Provided material:

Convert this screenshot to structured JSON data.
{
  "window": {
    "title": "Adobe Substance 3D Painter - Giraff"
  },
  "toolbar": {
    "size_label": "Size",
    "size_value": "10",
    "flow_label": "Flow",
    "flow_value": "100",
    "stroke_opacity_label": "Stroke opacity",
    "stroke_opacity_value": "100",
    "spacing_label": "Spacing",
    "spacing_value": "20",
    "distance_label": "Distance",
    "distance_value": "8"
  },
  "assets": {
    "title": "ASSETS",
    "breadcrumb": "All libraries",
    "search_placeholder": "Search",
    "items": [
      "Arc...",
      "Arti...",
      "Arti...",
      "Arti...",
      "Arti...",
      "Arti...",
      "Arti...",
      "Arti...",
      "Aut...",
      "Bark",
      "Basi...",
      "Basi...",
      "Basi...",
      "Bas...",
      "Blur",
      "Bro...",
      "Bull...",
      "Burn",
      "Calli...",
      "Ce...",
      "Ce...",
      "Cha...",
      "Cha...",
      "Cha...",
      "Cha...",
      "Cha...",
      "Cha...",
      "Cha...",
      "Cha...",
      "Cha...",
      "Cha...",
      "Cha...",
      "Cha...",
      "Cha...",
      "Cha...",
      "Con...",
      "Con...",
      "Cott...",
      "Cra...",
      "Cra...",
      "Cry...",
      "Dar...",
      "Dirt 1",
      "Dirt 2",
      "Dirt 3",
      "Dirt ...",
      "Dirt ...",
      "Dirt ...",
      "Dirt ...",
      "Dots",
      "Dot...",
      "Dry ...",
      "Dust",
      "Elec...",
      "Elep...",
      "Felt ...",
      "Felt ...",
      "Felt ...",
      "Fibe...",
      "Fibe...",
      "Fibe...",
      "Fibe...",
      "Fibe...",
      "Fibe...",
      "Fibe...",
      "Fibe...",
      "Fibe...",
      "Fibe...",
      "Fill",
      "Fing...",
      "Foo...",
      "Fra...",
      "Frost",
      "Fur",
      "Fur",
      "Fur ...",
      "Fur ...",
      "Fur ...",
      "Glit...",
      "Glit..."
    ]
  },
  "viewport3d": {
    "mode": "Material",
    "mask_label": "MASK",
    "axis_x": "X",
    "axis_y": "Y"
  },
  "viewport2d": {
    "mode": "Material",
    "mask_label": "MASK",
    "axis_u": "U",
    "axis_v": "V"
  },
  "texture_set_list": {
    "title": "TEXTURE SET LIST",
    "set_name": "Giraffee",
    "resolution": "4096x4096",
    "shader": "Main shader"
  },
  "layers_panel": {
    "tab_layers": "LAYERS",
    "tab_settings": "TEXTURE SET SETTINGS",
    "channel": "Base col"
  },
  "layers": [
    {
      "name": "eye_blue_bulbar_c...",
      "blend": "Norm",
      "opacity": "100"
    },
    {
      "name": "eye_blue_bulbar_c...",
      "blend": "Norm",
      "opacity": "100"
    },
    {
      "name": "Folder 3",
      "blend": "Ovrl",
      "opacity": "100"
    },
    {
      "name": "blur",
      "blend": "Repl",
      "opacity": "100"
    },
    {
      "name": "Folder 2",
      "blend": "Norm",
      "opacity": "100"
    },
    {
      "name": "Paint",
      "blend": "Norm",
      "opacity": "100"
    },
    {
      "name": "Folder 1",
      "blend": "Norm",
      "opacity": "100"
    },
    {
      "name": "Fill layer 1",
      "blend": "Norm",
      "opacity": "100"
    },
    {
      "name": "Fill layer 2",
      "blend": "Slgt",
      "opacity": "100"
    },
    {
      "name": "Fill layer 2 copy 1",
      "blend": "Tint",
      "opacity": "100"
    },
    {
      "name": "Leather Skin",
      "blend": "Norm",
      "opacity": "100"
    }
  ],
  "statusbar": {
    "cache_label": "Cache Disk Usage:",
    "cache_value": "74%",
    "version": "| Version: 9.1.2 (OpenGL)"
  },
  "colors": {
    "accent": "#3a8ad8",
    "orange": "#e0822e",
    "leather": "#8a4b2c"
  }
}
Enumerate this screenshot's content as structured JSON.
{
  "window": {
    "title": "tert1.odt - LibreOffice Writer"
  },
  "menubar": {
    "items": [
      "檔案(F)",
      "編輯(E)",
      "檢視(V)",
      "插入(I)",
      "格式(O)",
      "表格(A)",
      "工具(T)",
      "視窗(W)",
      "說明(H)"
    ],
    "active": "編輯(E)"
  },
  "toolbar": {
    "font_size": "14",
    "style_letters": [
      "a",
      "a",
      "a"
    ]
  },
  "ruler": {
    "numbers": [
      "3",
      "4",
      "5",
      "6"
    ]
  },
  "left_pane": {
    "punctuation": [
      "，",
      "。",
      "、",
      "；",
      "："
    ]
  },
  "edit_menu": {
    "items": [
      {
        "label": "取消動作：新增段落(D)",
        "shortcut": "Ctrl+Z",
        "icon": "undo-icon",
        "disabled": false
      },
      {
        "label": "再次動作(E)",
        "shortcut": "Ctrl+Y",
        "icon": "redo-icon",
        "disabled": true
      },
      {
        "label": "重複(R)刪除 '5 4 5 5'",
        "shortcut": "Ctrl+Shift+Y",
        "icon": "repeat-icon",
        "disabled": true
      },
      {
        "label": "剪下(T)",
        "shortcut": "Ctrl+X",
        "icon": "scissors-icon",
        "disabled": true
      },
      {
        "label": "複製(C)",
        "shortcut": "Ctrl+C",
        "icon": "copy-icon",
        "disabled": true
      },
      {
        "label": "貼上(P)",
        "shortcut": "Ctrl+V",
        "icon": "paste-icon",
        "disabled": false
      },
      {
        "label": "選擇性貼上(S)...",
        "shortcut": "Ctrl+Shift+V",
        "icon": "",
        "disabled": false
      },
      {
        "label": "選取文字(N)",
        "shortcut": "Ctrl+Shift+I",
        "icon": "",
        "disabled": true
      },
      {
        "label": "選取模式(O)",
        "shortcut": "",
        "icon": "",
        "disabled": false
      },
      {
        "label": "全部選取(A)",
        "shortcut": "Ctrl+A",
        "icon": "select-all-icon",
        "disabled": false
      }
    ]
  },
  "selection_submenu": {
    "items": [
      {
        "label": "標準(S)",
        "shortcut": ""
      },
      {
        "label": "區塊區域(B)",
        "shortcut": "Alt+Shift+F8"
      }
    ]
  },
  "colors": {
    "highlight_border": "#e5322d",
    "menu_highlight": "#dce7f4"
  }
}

What the task requires:
Pick out each line containing "Fill" and report it.

Completed exercise:
      "Fill",
      "name": "Fill layer 1",
      "name": "Fill layer 2",
      "name": "Fill layer 2 copy 1",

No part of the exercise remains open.